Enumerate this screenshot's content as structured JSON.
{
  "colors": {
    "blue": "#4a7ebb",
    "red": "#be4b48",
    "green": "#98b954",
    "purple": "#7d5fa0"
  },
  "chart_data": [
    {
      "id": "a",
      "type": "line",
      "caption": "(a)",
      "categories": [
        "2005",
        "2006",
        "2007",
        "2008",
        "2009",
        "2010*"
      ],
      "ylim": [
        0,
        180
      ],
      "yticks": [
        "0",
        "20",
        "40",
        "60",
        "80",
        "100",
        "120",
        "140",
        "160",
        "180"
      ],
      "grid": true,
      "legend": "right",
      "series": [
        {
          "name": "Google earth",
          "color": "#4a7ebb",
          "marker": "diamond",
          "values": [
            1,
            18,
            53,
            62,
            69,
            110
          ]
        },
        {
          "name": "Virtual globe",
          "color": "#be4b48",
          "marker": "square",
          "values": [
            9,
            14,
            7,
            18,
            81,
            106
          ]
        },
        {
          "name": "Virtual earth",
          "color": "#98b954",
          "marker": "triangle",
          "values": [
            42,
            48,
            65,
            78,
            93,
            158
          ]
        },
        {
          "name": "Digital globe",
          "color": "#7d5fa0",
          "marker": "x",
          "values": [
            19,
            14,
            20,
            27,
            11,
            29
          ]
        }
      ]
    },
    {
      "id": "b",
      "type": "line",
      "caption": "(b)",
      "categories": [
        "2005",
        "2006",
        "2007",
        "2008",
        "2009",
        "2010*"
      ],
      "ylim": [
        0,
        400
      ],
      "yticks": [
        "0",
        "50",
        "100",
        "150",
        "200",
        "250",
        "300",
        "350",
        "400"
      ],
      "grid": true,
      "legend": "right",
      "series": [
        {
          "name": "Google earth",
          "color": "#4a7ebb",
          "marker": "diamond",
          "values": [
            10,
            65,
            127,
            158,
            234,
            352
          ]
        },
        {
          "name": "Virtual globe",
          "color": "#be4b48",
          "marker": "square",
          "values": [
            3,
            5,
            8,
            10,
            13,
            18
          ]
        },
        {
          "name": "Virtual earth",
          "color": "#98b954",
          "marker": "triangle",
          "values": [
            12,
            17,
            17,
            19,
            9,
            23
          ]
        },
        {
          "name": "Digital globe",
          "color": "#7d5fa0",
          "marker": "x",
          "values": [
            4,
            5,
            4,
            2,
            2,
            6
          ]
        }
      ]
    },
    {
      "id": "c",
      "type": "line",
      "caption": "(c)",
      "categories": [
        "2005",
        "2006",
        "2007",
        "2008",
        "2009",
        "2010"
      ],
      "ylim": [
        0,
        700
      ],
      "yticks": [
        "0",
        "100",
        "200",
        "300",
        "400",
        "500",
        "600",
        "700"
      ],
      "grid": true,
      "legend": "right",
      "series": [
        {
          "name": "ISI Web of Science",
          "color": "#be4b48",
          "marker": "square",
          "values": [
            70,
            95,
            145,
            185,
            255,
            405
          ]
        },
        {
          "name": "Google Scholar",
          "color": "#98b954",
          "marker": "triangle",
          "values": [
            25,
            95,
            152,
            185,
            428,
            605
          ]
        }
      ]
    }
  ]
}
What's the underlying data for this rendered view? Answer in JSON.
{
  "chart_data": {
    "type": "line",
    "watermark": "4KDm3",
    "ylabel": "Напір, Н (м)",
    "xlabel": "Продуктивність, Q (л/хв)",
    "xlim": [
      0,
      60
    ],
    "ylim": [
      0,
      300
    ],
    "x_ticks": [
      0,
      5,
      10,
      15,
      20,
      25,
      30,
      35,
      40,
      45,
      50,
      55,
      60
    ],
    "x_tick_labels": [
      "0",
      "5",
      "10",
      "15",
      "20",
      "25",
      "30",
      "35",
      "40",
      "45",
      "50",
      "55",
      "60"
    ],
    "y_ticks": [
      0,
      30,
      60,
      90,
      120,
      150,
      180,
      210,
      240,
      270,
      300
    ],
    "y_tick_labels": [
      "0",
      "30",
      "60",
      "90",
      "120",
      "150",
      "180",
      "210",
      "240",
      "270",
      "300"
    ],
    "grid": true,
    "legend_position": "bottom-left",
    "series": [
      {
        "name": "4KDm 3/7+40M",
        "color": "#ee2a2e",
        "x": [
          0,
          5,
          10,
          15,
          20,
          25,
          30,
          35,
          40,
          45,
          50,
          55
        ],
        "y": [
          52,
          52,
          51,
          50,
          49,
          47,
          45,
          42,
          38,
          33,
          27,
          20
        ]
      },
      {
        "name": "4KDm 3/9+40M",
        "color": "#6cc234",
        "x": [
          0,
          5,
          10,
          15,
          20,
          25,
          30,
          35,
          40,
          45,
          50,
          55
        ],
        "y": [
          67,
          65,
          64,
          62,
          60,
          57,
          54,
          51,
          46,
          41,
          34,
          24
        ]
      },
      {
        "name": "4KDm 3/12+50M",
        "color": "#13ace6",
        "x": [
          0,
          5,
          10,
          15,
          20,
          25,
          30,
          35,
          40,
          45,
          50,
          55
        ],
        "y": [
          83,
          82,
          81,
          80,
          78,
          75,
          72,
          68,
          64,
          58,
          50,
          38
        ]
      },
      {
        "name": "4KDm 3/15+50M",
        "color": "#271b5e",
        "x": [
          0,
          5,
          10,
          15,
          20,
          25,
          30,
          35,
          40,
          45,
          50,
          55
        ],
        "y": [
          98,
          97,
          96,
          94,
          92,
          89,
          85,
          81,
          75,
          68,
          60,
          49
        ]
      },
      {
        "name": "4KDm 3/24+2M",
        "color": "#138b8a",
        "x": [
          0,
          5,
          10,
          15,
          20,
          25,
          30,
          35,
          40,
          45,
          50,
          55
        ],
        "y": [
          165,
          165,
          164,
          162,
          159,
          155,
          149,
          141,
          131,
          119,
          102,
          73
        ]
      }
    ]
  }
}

> **Requirements**
Recopy the whole listing exactly.

> **Task response**
Enumerate this screenshot's content as structured JSON.
{
  "colors": {
    "blue": "#4a7ebb",
    "red": "#be4b48",
    "green": "#98b954",
    "purple": "#7d5fa0"
  },
  "chart_data": [
    {
      "id": "a",
      "type": "line",
      "caption": "(a)",
      "categories": [
        "2005",
        "2006",
        "2007",
        "2008",
        "2009",
        "2010*"
      ],
      "ylim": [
        0,
        180
      ],
      "yticks": [
        "0",
        "20",
        "40",
        "60",
        "80",
        "100",
        "120",
        "140",
        "160",
        "180"
      ],
      "grid": true,
      "legend": "right",
      "series": [
        {
          "name": "Google earth",
          "color": "#4a7ebb",
          "marker": "diamond",
          "values": [
            1,
            18,
            53,
            62,
            69,
            110
          ]
        },
        {
          "name": "Virtual globe",
          "color": "#be4b48",
          "marker": "square",
          "values": [
            9,
            14,
            7,
            18,
            81,
            106
          ]
        },
        {
          "name": "Virtual earth",
          "color": "#98b954",
          "marker": "triangle",
          "values": [
            42,
            48,
            65,
            78,
            93,
            158
          ]
        },
        {
          "name": "Digital globe",
          "color": "#7d5fa0",
          "marker": "x",
          "values": [
            19,
            14,
            20,
            27,
            11,
            29
          ]
        }
      ]
    },
    {
      "id": "b",
      "type": "line",
      "caption": "(b)",
      "categories": [
        "2005",
        "2006",
        "2007",
        "2008",
        "2009",
        "2010*"
      ],
      "ylim": [
        0,
        400
      ],
      "yticks": [
        "0",
        "50",
        "100",
        "150",
        "200",
        "250",
        "300",
        "350",
        "400"
      ],
      "grid": true,
      "legend": "right",
      "series": [
        {
          "name": "Google earth",
          "color": "#4a7ebb",
          "marker": "diamond",
          "values": [
            10,
            65,
            127,
            158,
            234,
            352
          ]
        },
        {
          "name": "Virtual globe",
          "color": "#be4b48",
          "marker": "square",
          "values": [
            3,
            5,
            8,
            10,
            13,
            18
          ]
        },
        {
          "name": "Virtual earth",
          "color": "#98b954",
          "marker": "triangle",
          "values": [
            12,
            17,
            17,
            19,
            9,
            23
          ]
        },
        {
          "name": "Digital globe",
          "color": "#7d5fa0",
          "marker": "x",
          "values": [
            4,
            5,
            4,
            2,
            2,
            6
          ]
        }
      ]
    },
    {
      "id": "c",
      "type": "line",
      "caption": "(c)",
      "categories": [
        "2005",
        "2006",
        "2007",
        "2008",
        "2009",
        "2010"
      ],
      "ylim": [
        0,
        700
      ],
      "yticks": [
        "0",
        "100",
        "200",
        "300",
        "400",
        "500",
        "600",
        "700"
      ],
      "grid": true,
      "legend": "right",
      "series": [
        {
          "name": "ISI Web of Science",
          "color": "#be4b48",
          "marker": "square",
          "values": [
            70,
            95,
            145,
            185,
            255,
            405
          ]
        },
        {
          "name": "Google Scholar",
          "color": "#98b954",
          "marker": "triangle",
          "values": [
            25,
            95,
            152,
            185,
            428,
            605
          ]
        }
      ]
    }
  ]
}
What's the underlying data for this rendered view? Answer in JSON.
{
  "chart_data": {
    "type": "line",
    "watermark": "4KDm3",
    "ylabel": "Напір, Н (м)",
    "xlabel": "Продуктивність, Q (л/хв)",
    "xlim": [
      0,
      60
    ],
    "ylim": [
      0,
      300
    ],
    "x_ticks": [
      0,
      5,
      10,
      15,
      20,
      25,
      30,
      35,
      40,
      45,
      50,
      55,
      60
    ],
    "x_tick_labels": [
      "0",
      "5",
      "10",
      "15",
      "20",
      "25",
      "30",
      "35",
      "40",
      "45",
      "50",
      "55",
      "60"
    ],
    "y_ticks": [
      0,
      30,
      60,
      90,
      120,
      150,
      180,
      210,
      240,
      270,
      300
    ],
    "y_tick_labels": [
      "0",
      "30",
      "60",
      "90",
      "120",
      "150",
      "180",
      "210",
      "240",
      "270",
      "300"
    ],
    "grid": true,
    "legend_position": "bottom-left",
    "series": [
      {
        "name": "4KDm 3/7+40M",
        "color": "#ee2a2e",
        "x": [
          0,
          5,
          10,
          15,
          20,
          25,
          30,
          35,
          40,
          45,
          50,
          55
        ],
        "y": [
          52,
          52,
          51,
          50,
          49,
          47,
          45,
          42,
          38,
          33,
          27,
          20
        ]
      },
      {
        "name": "4KDm 3/9+40M",
        "color": "#6cc234",
        "x": [
          0,
          5,
          10,
          15,
          20,
          25,
          30,
          35,
          40,
          45,
          50,
          55
        ],
        "y": [
          67,
          65,
          64,
          62,
          60,
          57,
          54,
          51,
          46,
          41,
          34,
          24
        ]
      },
      {
        "name": "4KDm 3/12+50M",
        "color": "#13ace6",
        "x": [
          0,
          5,
          10,
          15,
          20,
          25,
          30,
          35,
          40,
          45,
          50,
          55
        ],
        "y": [
          83,
          82,
          81,
          80,
          78,
          75,
          72,
          68,
          64,
          58,
          50,
          38
        ]
      },
      {
        "name": "4KDm 3/15+50M",
        "color": "#271b5e",
        "x": [
          0,
          5,
          10,
          15,
          20,
          25,
          30,
          35,
          40,
          45,
          50,
          55
        ],
        "y": [
          98,
          97,
          96,
          94,
          92,
          89,
          85,
          81,
          75,
          68,
          60,
          49
        ]
      },
      {
        "name": "4KDm 3/24+2M",
        "color": "#138b8a",
        "x": [
          0,
          5,
          10,
          15,
          20,
          25,
          30,
          35,
          40,
          45,
          50,
          55
        ],
        "y": [
          165,
          165,
          164,
          162,
          159,
          155,
          149,
          141,
          131,
          119,
          102,
          73
        ]
      }
    ]
  }
}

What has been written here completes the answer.